**MATERIAL SUPPLIED**
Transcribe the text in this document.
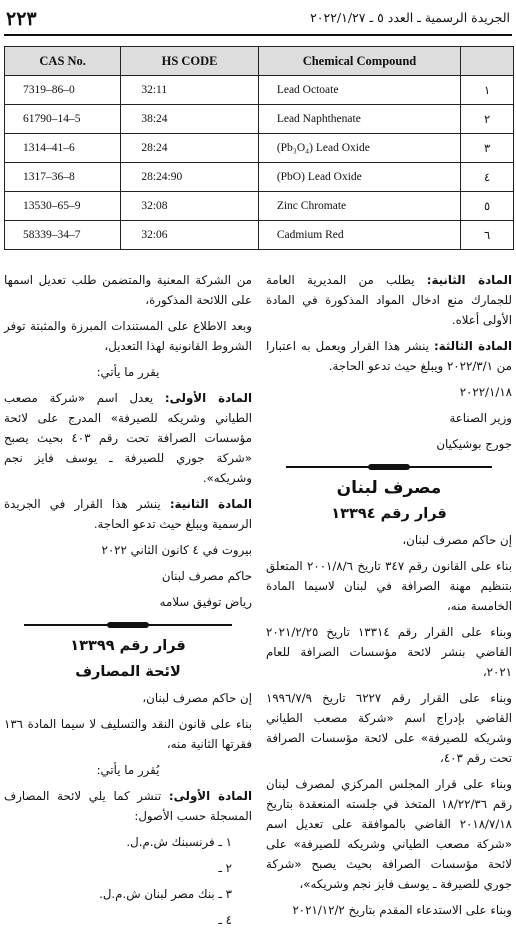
٢٢٣	الجريدة الرسمية ـ العدد ٥ ـ ٢٠٢٢/١/٢٧
CAS No.	HS CODE	Chemical Compound	
7319–86–0	32:11	Lead Octoate	١
61790–14–5	38:24	Lead Naphthenate	٢
1314–41–6	28:24	(Pb₃O₄) Lead Oxide	٣
1317–36–8	28:24:90	(PbO) Lead Oxide	٤
13530–65–9	32:08	Zinc Chromate	٥
58339–34–7	32:06	Cadmium Red	٦

المادة الثانية: يطلب من المديرية العامة للجمارك منع ادخال المواد المذكورة في المادة الأولى أعلاه.

المادة الثالثة: ينشر هذا القرار ويعمل به اعتبارا من ٢٠٢٢/٣/١ ويبلغ حيث تدعو الحاجة.

٢٠٢٢/١/١٨

وزير الصناعة

جورج بوشيكيان

مصرف لبنان

قرار رقم ١٣٣٩٤

إن حاكم مصرف لبنان،

بناء على القانون رقم ٣٤٧ تاريخ ٢٠٠١/٨/٦ المتعلق بتنظيم مهنة الصرافة في لبنان لاسيما المادة الخامسة منه،

وبناء على القرار رقم ١٣٣١٤ تاريخ ٢٠٢١/٢/٢٥ القاضي بنشر لائحة مؤسسات الصرافة للعام ٢٠٢١،

وبناء على القرار رقم ٦٢٢٧ تاريخ ١٩٩٦/٧/٩ القاضي بإدراج اسم «شركة مصعب الطياني وشريكه للصيرفة» على لائحة مؤسسات الصرافة تحت رقم ٤٠٣،

وبناء على قرار المجلس المركزي لمصرف لبنان رقم ١٨/٢٢/٣٦ المتخذ في جلسته المنعقدة بتاريخ ٢٠١٨/٧/١٨ القاضي بالموافقة على تعديل اسم «شركة مصعب الطياني وشريكه للصيرفة» على لائحة مؤسسات الصرافة بحيث يصبح «شركة جوري للصيرفة ـ يوسف فايز نجم وشريكه»،

وبناء على الاستدعاء المقدم بتاريخ ٢٠٢١/١٢/٢

من الشركة المعنية والمتضمن طلب تعديل اسمها على اللائحة المذكورة،

وبعد الاطلاع على المستندات المبرزة والمثبتة توفر الشروط القانونية لهذا التعديل،

يقرر ما يأتي:

المادة الأولى: يعدل اسم «شركة مصعب الطياني وشريكه للصيرفة» المدرج على لائحة مؤسسات الصرافة تحت رقم ٤٠٣ بحيث يصبح «شركة جوري للصيرفة ـ يوسف فايز نجم وشريكه».

المادة الثانية: ينشر هذا القرار في الجريدة الرسمية ويبلغ حيث تدعو الحاجة.

بيروت في ٤ كانون الثاني ٢٠٢٢

حاكم مصرف لبنان

رياض توفيق سلامه

قرار رقم ١٣٣٩٩

لائحة المصارف

إن حاكم مصرف لبنان،

بناء على قانون النقد والتسليف لا سيما المادة ١٣٦ فقرتها الثانية منه،

يُقرر ما يأتي:

المادة الأولى: تنشر كما يلي لائحة المصارف المسجلة حسب الأصول:

١ ـ فرنسبنك ش.م.ل.

٢ ـ

٣ ـ بنك مصر لبنان ش.م.ل.

٤ ـ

**YOUR OBJECTIVE**
Reproduce the data verbatim. Do not carry any picture into the copy.

**FINISHED EXERCISE**
Transcribe the text in this document.
٢٢٣	الجريدة الرسمية ـ العدد ٥ ـ ٢٠٢٢/١/٢٧
CAS No.	HS CODE	Chemical Compound	
7319–86–0	32:11	Lead Octoate	١
61790–14–5	38:24	Lead Naphthenate	٢
1314–41–6	28:24	(Pb₃O₄) Lead Oxide	٣
1317–36–8	28:24:90	(PbO) Lead Oxide	٤
13530–65–9	32:08	Zinc Chromate	٥
58339–34–7	32:06	Cadmium Red	٦

المادة الثانية: يطلب من المديرية العامة للجمارك منع ادخال المواد المذكورة في المادة الأولى أعلاه.

المادة الثالثة: ينشر هذا القرار ويعمل به اعتبارا من ٢٠٢٢/٣/١ ويبلغ حيث تدعو الحاجة.

٢٠٢٢/١/١٨

وزير الصناعة

جورج بوشيكيان

مصرف لبنان

قرار رقم ١٣٣٩٤

إن حاكم مصرف لبنان،

بناء على القانون رقم ٣٤٧ تاريخ ٢٠٠١/٨/٦ المتعلق بتنظيم مهنة الصرافة في لبنان لاسيما المادة الخامسة منه،

وبناء على القرار رقم ١٣٣١٤ تاريخ ٢٠٢١/٢/٢٥ القاضي بنشر لائحة مؤسسات الصرافة للعام ٢٠٢١،

وبناء على القرار رقم ٦٢٢٧ تاريخ ١٩٩٦/٧/٩ القاضي بإدراج اسم «شركة مصعب الطياني وشريكه للصيرفة» على لائحة مؤسسات الصرافة تحت رقم ٤٠٣،

وبناء على قرار المجلس المركزي لمصرف لبنان رقم ١٨/٢٢/٣٦ المتخذ في جلسته المنعقدة بتاريخ ٢٠١٨/٧/١٨ القاضي بالموافقة على تعديل اسم «شركة مصعب الطياني وشريكه للصيرفة» على لائحة مؤسسات الصرافة بحيث يصبح «شركة جوري للصيرفة ـ يوسف فايز نجم وشريكه»،

وبناء على الاستدعاء المقدم بتاريخ ٢٠٢١/١٢/٢

من الشركة المعنية والمتضمن طلب تعديل اسمها على اللائحة المذكورة،

وبعد الاطلاع على المستندات المبرزة والمثبتة توفر الشروط القانونية لهذا التعديل،

يقرر ما يأتي:

المادة الأولى: يعدل اسم «شركة مصعب الطياني وشريكه للصيرفة» المدرج على لائحة مؤسسات الصرافة تحت رقم ٤٠٣ بحيث يصبح «شركة جوري للصيرفة ـ يوسف فايز نجم وشريكه».

المادة الثانية: ينشر هذا القرار في الجريدة الرسمية ويبلغ حيث تدعو الحاجة.

بيروت في ٤ كانون الثاني ٢٠٢٢

حاكم مصرف لبنان

رياض توفيق سلامه

قرار رقم ١٣٣٩٩

لائحة المصارف

إن حاكم مصرف لبنان،

بناء على قانون النقد والتسليف لا سيما المادة ١٣٦ فقرتها الثانية منه،

يُقرر ما يأتي:

المادة الأولى: تنشر كما يلي لائحة المصارف المسجلة حسب الأصول:

١ ـ فرنسبنك ش.م.ل.

٢ ـ

٣ ـ بنك مصر لبنان ش.م.ل.

٤ ـ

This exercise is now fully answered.